====== THE INPUT ======
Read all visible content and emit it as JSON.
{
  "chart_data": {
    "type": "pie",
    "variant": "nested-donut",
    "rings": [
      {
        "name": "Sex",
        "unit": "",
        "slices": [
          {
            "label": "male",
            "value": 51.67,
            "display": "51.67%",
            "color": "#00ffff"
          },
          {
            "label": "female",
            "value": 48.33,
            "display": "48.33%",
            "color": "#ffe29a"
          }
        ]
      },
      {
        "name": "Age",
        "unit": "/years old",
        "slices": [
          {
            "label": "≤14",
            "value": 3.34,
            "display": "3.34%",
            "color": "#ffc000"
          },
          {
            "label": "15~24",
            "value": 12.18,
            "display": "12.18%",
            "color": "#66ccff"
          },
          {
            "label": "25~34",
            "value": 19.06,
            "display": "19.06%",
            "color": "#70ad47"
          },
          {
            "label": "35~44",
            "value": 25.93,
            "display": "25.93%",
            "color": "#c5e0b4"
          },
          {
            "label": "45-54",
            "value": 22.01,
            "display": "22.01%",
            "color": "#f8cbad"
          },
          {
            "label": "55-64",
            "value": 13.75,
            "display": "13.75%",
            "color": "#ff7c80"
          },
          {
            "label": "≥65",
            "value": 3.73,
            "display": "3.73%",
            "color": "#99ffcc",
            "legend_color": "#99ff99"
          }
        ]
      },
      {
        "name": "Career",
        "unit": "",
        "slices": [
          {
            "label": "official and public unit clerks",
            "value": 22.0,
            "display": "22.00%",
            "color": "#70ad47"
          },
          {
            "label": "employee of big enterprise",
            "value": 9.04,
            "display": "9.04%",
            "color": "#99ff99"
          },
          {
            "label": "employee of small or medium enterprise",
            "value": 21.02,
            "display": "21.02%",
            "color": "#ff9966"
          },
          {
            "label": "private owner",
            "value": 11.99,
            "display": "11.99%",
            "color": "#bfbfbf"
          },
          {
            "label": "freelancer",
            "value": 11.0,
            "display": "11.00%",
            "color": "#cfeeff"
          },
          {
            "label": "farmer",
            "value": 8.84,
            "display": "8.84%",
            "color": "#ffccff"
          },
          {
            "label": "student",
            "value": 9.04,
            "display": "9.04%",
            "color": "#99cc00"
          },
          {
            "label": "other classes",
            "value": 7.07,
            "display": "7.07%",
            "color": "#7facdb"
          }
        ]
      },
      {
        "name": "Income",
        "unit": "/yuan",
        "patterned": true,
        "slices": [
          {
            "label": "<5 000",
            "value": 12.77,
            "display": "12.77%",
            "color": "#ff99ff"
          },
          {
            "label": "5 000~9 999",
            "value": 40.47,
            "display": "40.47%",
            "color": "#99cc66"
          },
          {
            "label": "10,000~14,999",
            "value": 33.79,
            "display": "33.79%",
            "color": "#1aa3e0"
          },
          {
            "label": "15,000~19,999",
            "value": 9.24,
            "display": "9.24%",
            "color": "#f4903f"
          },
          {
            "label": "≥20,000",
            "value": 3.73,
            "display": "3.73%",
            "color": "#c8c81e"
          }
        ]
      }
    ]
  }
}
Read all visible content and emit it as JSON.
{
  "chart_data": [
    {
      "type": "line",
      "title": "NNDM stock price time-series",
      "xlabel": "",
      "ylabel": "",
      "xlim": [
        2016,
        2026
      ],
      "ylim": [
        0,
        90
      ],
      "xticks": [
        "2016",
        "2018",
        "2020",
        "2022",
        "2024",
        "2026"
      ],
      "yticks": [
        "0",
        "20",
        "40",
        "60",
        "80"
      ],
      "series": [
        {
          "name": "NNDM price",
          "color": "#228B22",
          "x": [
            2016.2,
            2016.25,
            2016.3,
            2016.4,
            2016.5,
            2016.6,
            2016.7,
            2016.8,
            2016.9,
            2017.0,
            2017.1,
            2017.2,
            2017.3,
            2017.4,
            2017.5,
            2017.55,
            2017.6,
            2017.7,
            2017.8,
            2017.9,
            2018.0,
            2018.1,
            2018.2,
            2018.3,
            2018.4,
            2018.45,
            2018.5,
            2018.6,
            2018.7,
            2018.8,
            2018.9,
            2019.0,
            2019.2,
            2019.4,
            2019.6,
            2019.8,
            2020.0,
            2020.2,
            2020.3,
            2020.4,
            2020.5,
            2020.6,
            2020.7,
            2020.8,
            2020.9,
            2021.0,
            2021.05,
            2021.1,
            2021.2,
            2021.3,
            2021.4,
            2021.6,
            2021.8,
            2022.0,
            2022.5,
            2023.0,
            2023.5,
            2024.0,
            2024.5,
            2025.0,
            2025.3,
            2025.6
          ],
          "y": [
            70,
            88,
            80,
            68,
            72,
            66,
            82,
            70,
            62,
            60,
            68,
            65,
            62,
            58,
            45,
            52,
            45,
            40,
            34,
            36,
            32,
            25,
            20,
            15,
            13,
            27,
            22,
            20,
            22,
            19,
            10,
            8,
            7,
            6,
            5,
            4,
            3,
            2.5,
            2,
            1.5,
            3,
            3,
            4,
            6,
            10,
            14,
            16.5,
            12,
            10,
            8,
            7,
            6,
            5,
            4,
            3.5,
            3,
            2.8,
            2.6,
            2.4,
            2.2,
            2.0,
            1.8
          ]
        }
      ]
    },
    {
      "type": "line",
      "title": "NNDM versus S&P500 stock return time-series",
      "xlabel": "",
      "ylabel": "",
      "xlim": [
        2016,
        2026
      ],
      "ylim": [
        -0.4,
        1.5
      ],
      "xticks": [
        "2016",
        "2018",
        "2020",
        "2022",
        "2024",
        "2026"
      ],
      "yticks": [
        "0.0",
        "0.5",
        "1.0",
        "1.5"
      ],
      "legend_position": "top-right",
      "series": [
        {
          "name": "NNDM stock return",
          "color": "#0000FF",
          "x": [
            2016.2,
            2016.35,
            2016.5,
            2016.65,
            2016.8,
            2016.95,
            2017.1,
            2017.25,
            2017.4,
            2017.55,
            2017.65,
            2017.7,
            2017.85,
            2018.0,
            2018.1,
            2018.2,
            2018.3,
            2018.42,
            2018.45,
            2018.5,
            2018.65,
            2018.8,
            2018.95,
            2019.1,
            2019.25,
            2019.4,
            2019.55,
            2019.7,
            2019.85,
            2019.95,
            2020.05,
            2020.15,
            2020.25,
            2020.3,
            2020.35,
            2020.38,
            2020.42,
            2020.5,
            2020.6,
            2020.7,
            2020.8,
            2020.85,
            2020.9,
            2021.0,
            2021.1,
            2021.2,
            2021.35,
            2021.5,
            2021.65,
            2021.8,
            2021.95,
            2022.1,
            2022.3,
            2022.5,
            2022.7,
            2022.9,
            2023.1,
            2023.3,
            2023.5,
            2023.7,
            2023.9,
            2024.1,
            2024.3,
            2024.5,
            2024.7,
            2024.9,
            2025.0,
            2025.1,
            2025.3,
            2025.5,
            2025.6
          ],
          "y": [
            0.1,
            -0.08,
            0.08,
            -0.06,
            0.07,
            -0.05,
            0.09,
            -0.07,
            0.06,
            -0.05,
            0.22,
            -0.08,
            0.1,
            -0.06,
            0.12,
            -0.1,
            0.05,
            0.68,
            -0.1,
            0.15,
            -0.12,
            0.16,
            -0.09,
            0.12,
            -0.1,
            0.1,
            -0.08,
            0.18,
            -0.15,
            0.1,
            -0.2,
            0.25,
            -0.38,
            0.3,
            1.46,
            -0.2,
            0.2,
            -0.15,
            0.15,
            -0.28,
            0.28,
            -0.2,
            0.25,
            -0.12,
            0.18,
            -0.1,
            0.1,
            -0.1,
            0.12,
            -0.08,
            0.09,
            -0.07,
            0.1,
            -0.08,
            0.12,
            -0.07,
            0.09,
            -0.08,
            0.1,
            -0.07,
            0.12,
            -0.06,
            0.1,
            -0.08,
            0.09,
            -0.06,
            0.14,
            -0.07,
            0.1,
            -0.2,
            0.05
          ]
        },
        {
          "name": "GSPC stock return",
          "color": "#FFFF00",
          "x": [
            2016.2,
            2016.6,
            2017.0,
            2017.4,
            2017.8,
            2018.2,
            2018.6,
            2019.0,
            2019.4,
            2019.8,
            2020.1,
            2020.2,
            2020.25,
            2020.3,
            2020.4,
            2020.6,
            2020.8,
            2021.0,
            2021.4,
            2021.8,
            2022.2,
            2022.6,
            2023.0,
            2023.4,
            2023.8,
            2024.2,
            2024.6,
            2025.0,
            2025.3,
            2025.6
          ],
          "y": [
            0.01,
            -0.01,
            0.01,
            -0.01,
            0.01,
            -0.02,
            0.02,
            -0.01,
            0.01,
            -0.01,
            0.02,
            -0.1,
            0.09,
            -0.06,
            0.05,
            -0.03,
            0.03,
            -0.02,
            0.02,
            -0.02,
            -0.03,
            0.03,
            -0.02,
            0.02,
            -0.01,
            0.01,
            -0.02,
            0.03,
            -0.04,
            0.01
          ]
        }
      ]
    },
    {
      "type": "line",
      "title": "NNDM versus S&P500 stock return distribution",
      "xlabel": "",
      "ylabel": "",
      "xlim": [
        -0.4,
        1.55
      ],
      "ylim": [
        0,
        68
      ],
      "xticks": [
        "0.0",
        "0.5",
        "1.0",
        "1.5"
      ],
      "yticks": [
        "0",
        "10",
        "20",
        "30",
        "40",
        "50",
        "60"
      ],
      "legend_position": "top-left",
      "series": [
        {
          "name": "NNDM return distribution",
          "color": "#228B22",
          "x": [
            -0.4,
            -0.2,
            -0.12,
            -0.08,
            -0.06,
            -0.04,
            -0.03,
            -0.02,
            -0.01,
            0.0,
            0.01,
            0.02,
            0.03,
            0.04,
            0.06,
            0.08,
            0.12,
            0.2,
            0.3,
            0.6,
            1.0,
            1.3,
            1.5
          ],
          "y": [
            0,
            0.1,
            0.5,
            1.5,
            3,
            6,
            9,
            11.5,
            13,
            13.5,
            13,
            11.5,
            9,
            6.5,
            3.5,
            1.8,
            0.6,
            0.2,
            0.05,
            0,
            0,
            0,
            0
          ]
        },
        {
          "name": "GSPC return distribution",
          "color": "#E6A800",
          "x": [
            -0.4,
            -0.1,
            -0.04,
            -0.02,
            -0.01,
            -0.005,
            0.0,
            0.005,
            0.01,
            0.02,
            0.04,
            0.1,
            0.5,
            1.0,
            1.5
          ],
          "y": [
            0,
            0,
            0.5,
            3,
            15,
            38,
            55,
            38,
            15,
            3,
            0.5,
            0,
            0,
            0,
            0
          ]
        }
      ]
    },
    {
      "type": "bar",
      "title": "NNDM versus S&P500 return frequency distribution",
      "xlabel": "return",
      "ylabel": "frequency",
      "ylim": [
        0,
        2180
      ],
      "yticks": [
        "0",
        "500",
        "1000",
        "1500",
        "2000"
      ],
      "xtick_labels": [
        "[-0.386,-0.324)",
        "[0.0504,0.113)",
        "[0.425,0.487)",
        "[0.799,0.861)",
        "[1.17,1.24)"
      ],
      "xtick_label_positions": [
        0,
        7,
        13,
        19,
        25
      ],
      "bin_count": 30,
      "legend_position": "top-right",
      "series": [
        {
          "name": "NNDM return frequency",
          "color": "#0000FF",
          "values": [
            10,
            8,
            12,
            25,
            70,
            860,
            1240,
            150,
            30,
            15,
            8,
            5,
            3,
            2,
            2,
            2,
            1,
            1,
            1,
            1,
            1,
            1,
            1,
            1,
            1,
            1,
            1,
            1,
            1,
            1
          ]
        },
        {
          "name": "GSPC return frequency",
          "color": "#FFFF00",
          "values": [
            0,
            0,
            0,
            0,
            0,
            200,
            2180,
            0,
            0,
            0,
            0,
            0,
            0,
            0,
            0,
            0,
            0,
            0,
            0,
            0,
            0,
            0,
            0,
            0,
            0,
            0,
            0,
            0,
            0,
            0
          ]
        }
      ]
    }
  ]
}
======
◆ GIVEN PROBLEM
Gather each line in the data that holds the string "NNDM".

◆ WRITTEN SOLUTION
      "title": "NNDM stock price time-series",
          "name": "NNDM price",
      "title": "NNDM versus S&P500 stock return time-series",
          "name": "NNDM stock return",
      "title": "NNDM versus S&P500 stock return distribution",
          "name": "NNDM return distribution",
      "title": "NNDM versus S&P500 return frequency distribution",
          "name": "NNDM return frequency",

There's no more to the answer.